Leaving out the pictures, please retype each record exactly.

>> start EXERCISE MATERIALS

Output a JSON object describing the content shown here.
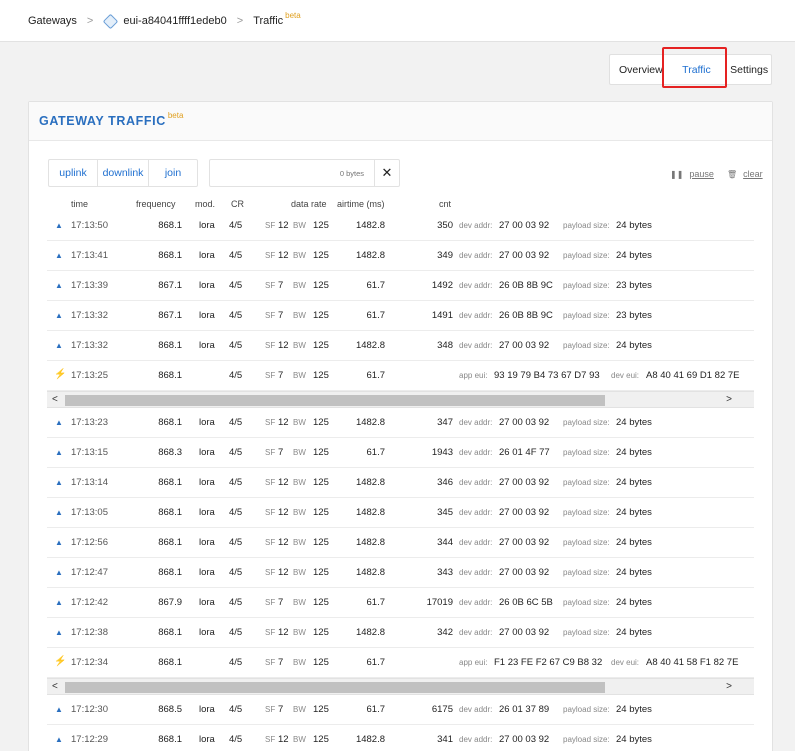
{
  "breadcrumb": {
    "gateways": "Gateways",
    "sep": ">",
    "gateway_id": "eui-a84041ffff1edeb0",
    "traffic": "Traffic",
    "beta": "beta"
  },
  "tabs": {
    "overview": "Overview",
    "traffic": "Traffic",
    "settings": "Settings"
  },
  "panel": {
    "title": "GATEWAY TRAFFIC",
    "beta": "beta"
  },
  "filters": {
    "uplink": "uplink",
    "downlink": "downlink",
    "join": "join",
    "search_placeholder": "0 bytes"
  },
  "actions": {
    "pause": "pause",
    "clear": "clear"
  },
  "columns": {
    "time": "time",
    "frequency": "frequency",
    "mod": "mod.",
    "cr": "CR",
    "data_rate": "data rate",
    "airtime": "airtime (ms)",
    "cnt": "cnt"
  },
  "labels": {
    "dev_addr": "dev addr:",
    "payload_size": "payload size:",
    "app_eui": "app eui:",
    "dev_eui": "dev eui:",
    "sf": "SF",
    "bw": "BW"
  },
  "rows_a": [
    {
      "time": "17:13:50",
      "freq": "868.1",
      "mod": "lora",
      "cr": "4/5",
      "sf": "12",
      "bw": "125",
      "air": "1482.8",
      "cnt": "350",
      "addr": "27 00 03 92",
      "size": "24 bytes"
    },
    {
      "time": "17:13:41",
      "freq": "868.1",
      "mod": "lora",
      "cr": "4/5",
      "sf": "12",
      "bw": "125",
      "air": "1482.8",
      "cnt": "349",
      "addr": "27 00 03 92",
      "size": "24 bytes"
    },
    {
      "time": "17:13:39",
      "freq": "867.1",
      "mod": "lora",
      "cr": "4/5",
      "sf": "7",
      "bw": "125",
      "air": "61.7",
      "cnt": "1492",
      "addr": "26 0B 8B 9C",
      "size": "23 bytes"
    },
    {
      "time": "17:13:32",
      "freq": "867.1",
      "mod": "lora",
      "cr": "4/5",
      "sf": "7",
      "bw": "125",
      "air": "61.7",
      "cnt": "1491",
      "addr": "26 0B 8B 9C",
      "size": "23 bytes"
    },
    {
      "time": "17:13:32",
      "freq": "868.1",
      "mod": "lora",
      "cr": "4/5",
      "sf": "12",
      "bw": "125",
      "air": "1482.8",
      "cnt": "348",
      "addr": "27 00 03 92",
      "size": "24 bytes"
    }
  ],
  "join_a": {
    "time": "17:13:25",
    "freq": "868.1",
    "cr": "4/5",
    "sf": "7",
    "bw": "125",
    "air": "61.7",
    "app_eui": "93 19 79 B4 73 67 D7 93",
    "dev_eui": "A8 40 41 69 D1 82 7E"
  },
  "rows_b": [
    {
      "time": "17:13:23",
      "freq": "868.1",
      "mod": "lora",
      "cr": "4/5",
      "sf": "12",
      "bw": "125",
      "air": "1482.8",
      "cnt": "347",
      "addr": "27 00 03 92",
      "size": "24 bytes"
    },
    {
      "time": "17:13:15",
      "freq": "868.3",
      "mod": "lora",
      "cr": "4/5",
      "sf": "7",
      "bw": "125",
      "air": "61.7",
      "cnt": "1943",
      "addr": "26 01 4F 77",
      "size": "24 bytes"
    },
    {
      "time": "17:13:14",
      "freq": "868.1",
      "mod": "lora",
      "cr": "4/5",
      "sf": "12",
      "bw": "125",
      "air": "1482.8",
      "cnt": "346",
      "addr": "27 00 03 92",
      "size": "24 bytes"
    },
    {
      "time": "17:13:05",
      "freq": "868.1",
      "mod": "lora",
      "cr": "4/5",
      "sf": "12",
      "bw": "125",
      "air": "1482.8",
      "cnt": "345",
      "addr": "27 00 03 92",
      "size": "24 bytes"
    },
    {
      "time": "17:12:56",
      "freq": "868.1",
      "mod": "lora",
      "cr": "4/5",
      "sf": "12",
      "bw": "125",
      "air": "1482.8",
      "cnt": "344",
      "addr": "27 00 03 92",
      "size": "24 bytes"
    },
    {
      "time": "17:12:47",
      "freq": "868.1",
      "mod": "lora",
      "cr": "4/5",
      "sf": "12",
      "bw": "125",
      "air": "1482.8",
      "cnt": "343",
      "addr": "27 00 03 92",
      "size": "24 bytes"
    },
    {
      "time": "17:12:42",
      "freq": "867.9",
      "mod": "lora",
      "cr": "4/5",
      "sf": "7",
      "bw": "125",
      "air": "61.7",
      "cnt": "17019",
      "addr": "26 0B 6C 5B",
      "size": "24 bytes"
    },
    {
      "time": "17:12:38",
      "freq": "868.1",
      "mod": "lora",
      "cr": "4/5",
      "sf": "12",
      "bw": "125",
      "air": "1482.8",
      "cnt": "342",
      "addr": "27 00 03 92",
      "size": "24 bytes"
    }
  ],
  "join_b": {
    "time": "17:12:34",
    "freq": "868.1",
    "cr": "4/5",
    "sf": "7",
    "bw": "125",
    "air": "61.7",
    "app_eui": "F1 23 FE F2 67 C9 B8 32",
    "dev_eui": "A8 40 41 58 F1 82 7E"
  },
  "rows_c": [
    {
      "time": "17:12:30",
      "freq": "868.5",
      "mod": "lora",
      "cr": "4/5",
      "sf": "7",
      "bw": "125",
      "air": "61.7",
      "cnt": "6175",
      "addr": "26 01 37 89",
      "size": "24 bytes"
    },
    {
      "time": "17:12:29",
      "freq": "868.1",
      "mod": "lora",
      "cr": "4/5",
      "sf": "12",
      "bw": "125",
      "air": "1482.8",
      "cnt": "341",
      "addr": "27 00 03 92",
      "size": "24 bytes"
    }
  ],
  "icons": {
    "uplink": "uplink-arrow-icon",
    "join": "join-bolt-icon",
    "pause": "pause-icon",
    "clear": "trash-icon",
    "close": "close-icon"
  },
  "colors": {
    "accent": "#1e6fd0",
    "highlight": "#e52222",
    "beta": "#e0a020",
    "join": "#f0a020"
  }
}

>> end EXERCISE MATERIALS

RESPONSE TO THE EXERCISE ->
Output a JSON object describing the content shown here.
{
  "breadcrumb": {
    "gateways": "Gateways",
    "sep": ">",
    "gateway_id": "eui-a84041ffff1edeb0",
    "traffic": "Traffic",
    "beta": "beta"
  },
  "tabs": {
    "overview": "Overview",
    "traffic": "Traffic",
    "settings": "Settings"
  },
  "panel": {
    "title": "GATEWAY TRAFFIC",
    "beta": "beta"
  },
  "filters": {
    "uplink": "uplink",
    "downlink": "downlink",
    "join": "join",
    "search_placeholder": "0 bytes"
  },
  "actions": {
    "pause": "pause",
    "clear": "clear"
  },
  "columns": {
    "time": "time",
    "frequency": "frequency",
    "mod": "mod.",
    "cr": "CR",
    "data_rate": "data rate",
    "airtime": "airtime (ms)",
    "cnt": "cnt"
  },
  "labels": {
    "dev_addr": "dev addr:",
    "payload_size": "payload size:",
    "app_eui": "app eui:",
    "dev_eui": "dev eui:",
    "sf": "SF",
    "bw": "BW"
  },
  "rows_a": [
    {
      "time": "17:13:50",
      "freq": "868.1",
      "mod": "lora",
      "cr": "4/5",
      "sf": "12",
      "bw": "125",
      "air": "1482.8",
      "cnt": "350",
      "addr": "27 00 03 92",
      "size": "24 bytes"
    },
    {
      "time": "17:13:41",
      "freq": "868.1",
      "mod": "lora",
      "cr": "4/5",
      "sf": "12",
      "bw": "125",
      "air": "1482.8",
      "cnt": "349",
      "addr": "27 00 03 92",
      "size": "24 bytes"
    },
    {
      "time": "17:13:39",
      "freq": "867.1",
      "mod": "lora",
      "cr": "4/5",
      "sf": "7",
      "bw": "125",
      "air": "61.7",
      "cnt": "1492",
      "addr": "26 0B 8B 9C",
      "size": "23 bytes"
    },
    {
      "time": "17:13:32",
      "freq": "867.1",
      "mod": "lora",
      "cr": "4/5",
      "sf": "7",
      "bw": "125",
      "air": "61.7",
      "cnt": "1491",
      "addr": "26 0B 8B 9C",
      "size": "23 bytes"
    },
    {
      "time": "17:13:32",
      "freq": "868.1",
      "mod": "lora",
      "cr": "4/5",
      "sf": "12",
      "bw": "125",
      "air": "1482.8",
      "cnt": "348",
      "addr": "27 00 03 92",
      "size": "24 bytes"
    }
  ],
  "join_a": {
    "time": "17:13:25",
    "freq": "868.1",
    "cr": "4/5",
    "sf": "7",
    "bw": "125",
    "air": "61.7",
    "app_eui": "93 19 79 B4 73 67 D7 93",
    "dev_eui": "A8 40 41 69 D1 82 7E"
  },
  "rows_b": [
    {
      "time": "17:13:23",
      "freq": "868.1",
      "mod": "lora",
      "cr": "4/5",
      "sf": "12",
      "bw": "125",
      "air": "1482.8",
      "cnt": "347",
      "addr": "27 00 03 92",
      "size": "24 bytes"
    },
    {
      "time": "17:13:15",
      "freq": "868.3",
      "mod": "lora",
      "cr": "4/5",
      "sf": "7",
      "bw": "125",
      "air": "61.7",
      "cnt": "1943",
      "addr": "26 01 4F 77",
      "size": "24 bytes"
    },
    {
      "time": "17:13:14",
      "freq": "868.1",
      "mod": "lora",
      "cr": "4/5",
      "sf": "12",
      "bw": "125",
      "air": "1482.8",
      "cnt": "346",
      "addr": "27 00 03 92",
      "size": "24 bytes"
    },
    {
      "time": "17:13:05",
      "freq": "868.1",
      "mod": "lora",
      "cr": "4/5",
      "sf": "12",
      "bw": "125",
      "air": "1482.8",
      "cnt": "345",
      "addr": "27 00 03 92",
      "size": "24 bytes"
    },
    {
      "time": "17:12:56",
      "freq": "868.1",
      "mod": "lora",
      "cr": "4/5",
      "sf": "12",
      "bw": "125",
      "air": "1482.8",
      "cnt": "344",
      "addr": "27 00 03 92",
      "size": "24 bytes"
    },
    {
      "time": "17:12:47",
      "freq": "868.1",
      "mod": "lora",
      "cr": "4/5",
      "sf": "12",
      "bw": "125",
      "air": "1482.8",
      "cnt": "343",
      "addr": "27 00 03 92",
      "size": "24 bytes"
    },
    {
      "time": "17:12:42",
      "freq": "867.9",
      "mod": "lora",
      "cr": "4/5",
      "sf": "7",
      "bw": "125",
      "air": "61.7",
      "cnt": "17019",
      "addr": "26 0B 6C 5B",
      "size": "24 bytes"
    },
    {
      "time": "17:12:38",
      "freq": "868.1",
      "mod": "lora",
      "cr": "4/5",
      "sf": "12",
      "bw": "125",
      "air": "1482.8",
      "cnt": "342",
      "addr": "27 00 03 92",
      "size": "24 bytes"
    }
  ],
  "join_b": {
    "time": "17:12:34",
    "freq": "868.1",
    "cr": "4/5",
    "sf": "7",
    "bw": "125",
    "air": "61.7",
    "app_eui": "F1 23 FE F2 67 C9 B8 32",
    "dev_eui": "A8 40 41 58 F1 82 7E"
  },
  "rows_c": [
    {
      "time": "17:12:30",
      "freq": "868.5",
      "mod": "lora",
      "cr": "4/5",
      "sf": "7",
      "bw": "125",
      "air": "61.7",
      "cnt": "6175",
      "addr": "26 01 37 89",
      "size": "24 bytes"
    },
    {
      "time": "17:12:29",
      "freq": "868.1",
      "mod": "lora",
      "cr": "4/5",
      "sf": "12",
      "bw": "125",
      "air": "1482.8",
      "cnt": "341",
      "addr": "27 00 03 92",
      "size": "24 bytes"
    }
  ],
  "icons": {
    "uplink": "uplink-arrow-icon",
    "join": "join-bolt-icon",
    "pause": "pause-icon",
    "clear": "trash-icon",
    "close": "close-icon"
  },
  "colors": {
    "accent": "#1e6fd0",
    "highlight": "#e52222",
    "beta": "#e0a020",
    "join": "#f0a020"
  }
}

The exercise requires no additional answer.